* **WHAT THE TASK ASKS**
Locate the string "about" throughout the material and copy every line in which it occurs.

Stored entries

------------

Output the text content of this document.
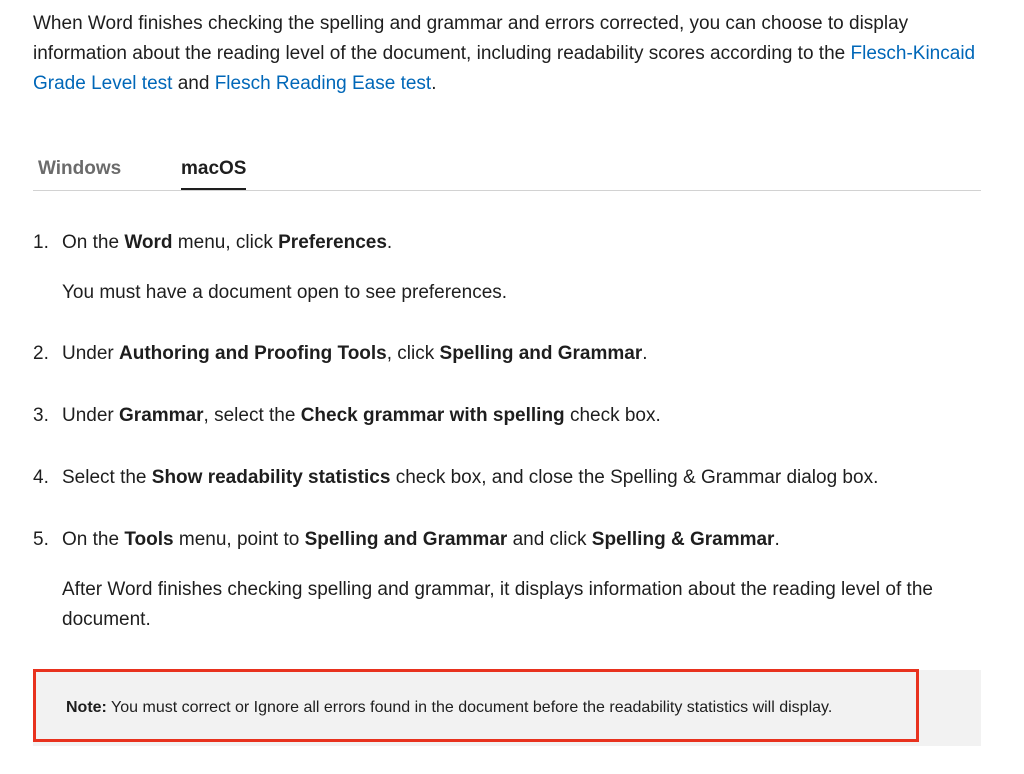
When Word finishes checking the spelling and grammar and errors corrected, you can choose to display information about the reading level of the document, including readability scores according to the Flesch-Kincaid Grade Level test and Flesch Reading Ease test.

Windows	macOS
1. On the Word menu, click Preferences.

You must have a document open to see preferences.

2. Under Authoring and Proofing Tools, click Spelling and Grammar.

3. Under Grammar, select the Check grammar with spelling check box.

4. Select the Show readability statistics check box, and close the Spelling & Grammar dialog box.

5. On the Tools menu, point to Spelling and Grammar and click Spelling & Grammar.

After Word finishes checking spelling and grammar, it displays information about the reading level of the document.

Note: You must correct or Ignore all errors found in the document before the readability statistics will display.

------------

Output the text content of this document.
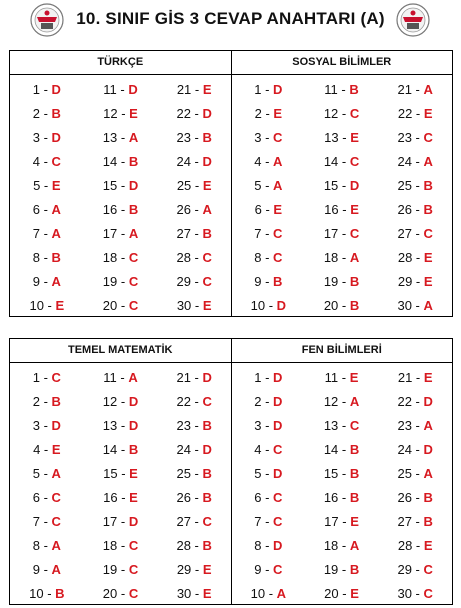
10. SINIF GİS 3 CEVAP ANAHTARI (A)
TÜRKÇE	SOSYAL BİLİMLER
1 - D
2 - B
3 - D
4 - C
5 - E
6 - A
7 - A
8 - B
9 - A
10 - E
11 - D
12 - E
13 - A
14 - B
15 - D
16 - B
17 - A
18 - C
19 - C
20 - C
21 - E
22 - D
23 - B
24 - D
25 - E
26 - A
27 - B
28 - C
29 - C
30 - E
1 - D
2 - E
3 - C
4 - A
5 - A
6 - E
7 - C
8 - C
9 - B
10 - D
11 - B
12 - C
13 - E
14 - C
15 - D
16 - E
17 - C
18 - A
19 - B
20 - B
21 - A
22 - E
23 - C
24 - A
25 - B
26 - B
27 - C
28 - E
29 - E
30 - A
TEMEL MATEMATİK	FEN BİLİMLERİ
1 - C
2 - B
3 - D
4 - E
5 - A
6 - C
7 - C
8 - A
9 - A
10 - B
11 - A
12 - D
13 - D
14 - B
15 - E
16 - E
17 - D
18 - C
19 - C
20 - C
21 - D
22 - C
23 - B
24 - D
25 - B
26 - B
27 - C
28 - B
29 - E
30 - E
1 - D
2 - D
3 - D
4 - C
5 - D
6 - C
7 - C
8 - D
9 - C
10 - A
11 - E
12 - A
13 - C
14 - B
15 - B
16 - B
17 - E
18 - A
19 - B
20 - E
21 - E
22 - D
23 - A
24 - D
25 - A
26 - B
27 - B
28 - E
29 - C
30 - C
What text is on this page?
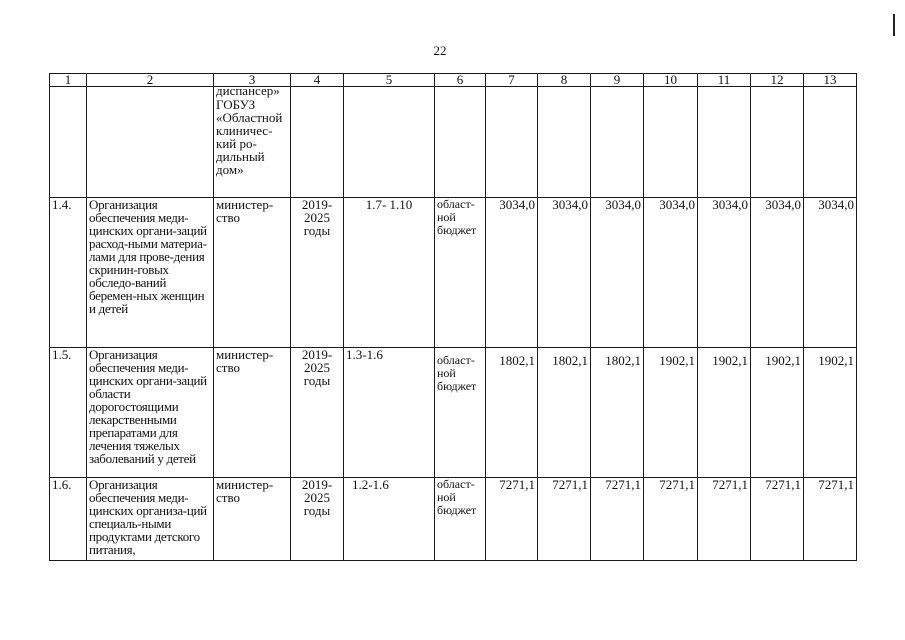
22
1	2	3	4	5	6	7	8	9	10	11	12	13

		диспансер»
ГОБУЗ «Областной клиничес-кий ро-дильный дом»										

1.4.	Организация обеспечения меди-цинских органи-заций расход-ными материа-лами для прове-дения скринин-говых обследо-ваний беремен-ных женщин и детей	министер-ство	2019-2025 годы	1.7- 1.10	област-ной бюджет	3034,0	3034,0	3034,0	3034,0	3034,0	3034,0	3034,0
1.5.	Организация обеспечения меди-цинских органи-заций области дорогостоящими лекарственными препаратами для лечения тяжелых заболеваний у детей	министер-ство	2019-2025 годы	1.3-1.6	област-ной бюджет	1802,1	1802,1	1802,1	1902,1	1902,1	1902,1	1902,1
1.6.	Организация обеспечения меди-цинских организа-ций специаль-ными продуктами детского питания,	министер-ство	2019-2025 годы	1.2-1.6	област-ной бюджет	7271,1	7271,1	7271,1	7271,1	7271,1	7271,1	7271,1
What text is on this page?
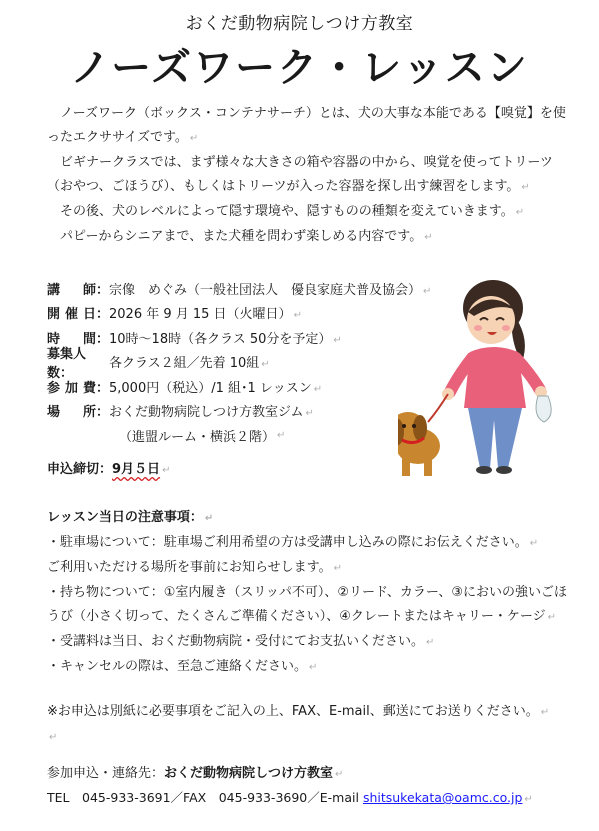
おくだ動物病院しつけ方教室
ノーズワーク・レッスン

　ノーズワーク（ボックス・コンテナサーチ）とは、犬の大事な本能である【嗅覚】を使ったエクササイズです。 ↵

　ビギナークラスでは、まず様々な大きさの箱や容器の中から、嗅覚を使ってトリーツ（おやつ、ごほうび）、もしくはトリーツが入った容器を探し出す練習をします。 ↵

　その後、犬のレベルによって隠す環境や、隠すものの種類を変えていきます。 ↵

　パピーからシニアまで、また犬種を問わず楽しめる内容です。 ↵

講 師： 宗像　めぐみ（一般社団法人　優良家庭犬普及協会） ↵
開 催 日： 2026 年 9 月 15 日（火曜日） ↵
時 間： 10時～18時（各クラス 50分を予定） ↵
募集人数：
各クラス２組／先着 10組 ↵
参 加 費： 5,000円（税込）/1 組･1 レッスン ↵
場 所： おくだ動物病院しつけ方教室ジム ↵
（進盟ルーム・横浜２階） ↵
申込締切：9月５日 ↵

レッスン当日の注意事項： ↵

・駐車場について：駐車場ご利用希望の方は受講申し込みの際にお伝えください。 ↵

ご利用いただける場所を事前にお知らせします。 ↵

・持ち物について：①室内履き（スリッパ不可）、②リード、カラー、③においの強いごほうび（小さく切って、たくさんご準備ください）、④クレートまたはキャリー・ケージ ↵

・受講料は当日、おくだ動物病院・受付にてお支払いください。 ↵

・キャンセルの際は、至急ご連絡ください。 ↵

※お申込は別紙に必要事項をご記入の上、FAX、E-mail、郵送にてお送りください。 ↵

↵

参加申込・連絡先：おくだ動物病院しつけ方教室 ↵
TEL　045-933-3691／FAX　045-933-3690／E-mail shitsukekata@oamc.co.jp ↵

------------

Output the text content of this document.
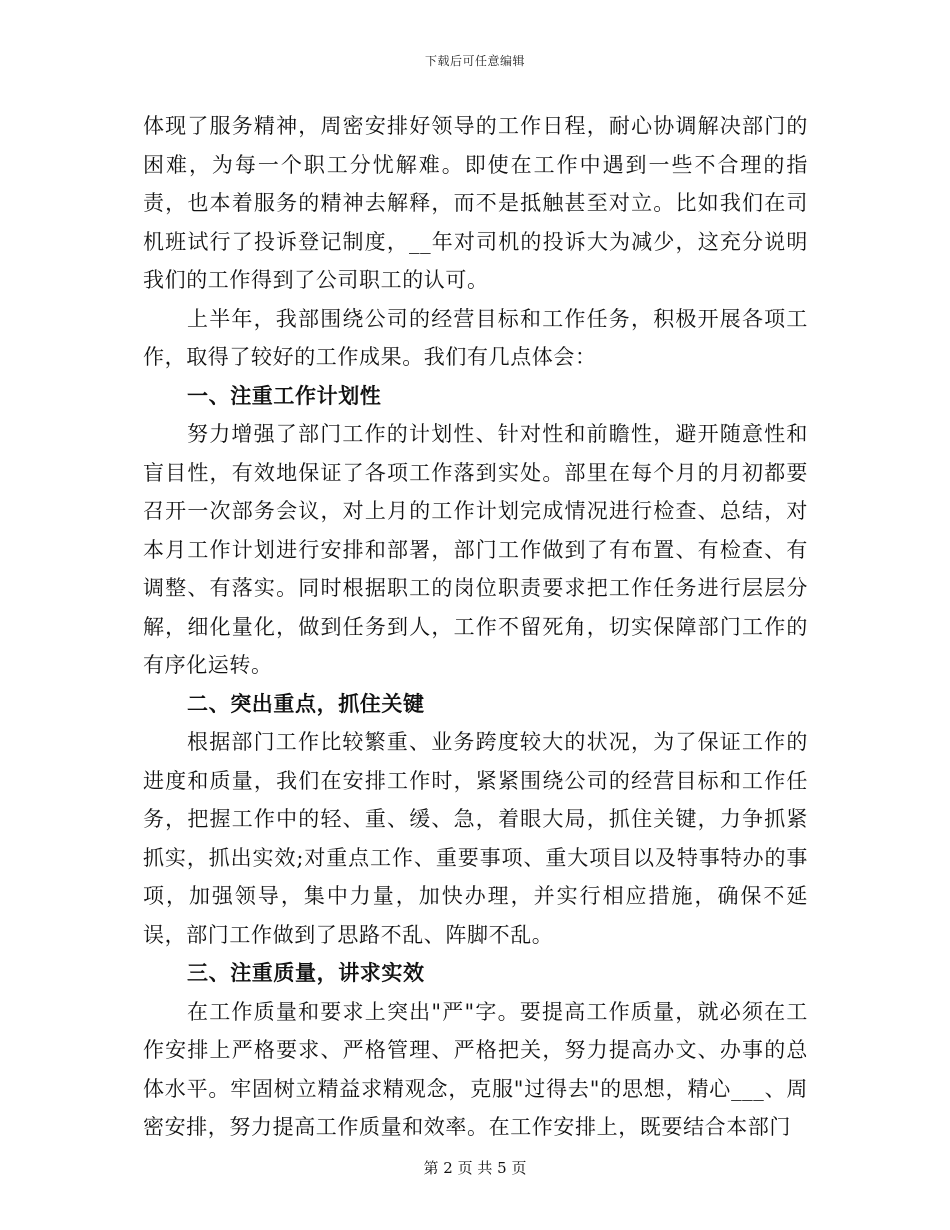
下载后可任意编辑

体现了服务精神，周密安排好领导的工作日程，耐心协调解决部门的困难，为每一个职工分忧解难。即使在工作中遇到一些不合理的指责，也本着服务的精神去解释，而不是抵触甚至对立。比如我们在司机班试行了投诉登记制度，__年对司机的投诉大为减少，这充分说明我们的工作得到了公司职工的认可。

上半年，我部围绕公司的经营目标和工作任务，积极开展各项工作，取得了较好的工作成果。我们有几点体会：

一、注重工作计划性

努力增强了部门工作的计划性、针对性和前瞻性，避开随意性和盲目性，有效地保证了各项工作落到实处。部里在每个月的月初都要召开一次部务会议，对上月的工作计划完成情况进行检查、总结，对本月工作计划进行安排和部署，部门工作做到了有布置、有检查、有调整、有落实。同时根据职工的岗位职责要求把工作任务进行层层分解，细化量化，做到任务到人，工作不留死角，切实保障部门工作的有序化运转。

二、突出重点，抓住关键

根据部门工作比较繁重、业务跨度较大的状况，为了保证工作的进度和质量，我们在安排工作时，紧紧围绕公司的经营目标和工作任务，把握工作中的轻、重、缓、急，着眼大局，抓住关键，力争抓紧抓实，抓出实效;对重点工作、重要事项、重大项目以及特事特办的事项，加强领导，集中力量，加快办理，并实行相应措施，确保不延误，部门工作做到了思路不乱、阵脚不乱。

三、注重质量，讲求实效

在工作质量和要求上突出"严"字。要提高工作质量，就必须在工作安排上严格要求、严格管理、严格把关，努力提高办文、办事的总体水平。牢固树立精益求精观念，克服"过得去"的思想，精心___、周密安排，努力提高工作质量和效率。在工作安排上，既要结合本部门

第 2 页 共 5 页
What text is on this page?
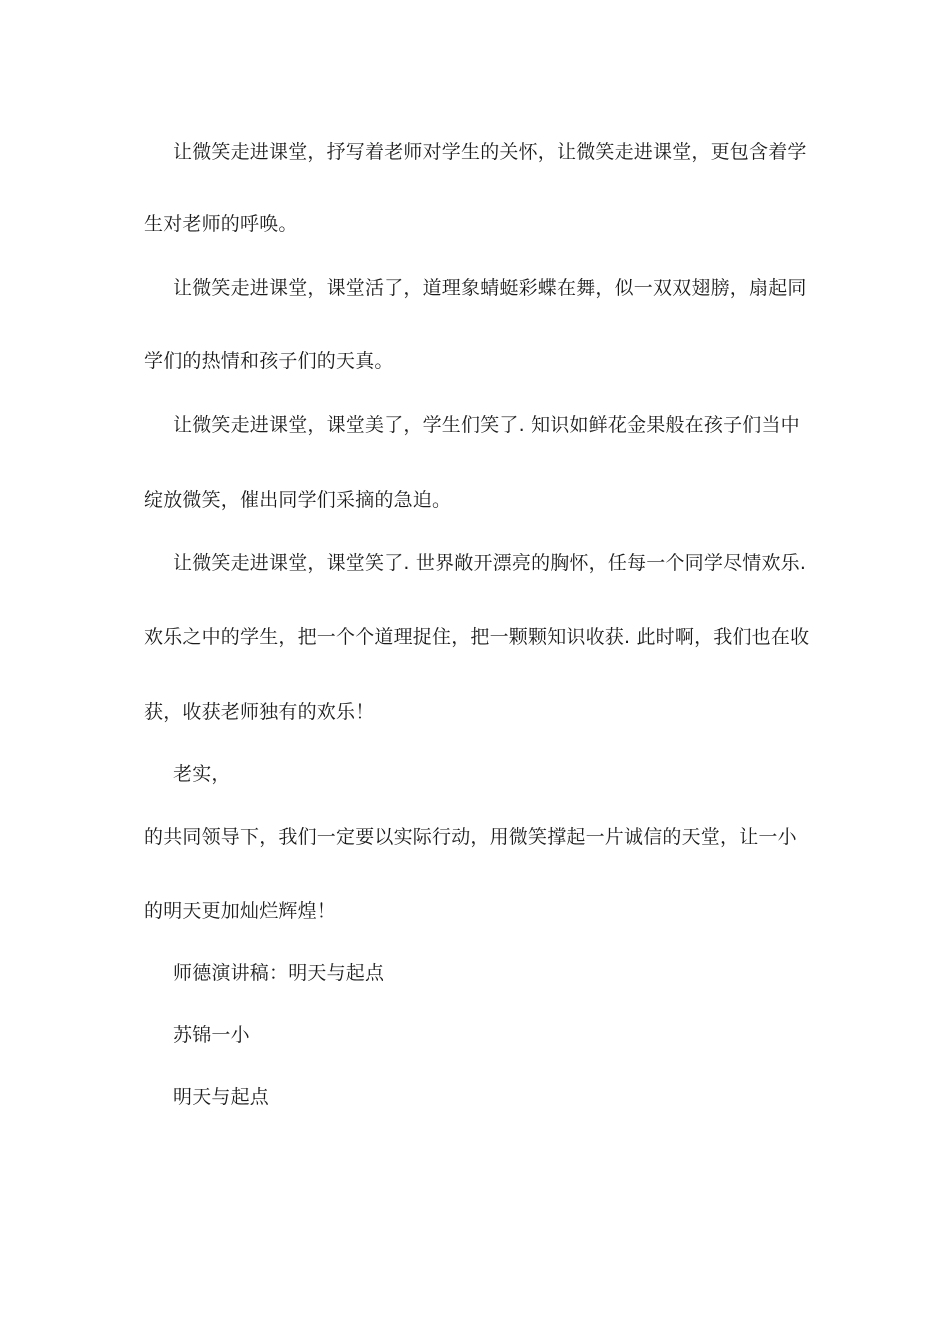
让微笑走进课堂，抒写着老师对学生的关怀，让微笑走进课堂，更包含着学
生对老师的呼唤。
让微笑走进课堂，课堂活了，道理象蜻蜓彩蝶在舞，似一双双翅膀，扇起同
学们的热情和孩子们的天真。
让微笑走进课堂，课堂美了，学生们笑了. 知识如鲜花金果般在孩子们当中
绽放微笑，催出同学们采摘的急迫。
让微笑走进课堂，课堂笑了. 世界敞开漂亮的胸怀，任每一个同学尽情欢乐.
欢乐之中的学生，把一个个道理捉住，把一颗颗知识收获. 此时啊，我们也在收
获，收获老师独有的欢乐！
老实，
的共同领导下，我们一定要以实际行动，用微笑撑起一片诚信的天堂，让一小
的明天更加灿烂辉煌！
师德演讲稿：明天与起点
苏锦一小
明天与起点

------------

* **WRITTEN ANSWER**
When Word finishes checking the spelling and grammar and errors corrected, you can choose to display information about the reading level of the document, including readability scores according to the Flesch-Kincaid Grade Level test and Flesch Reading Ease test.
After Word finishes checking spelling and grammar, it displays information about the reading level of the document.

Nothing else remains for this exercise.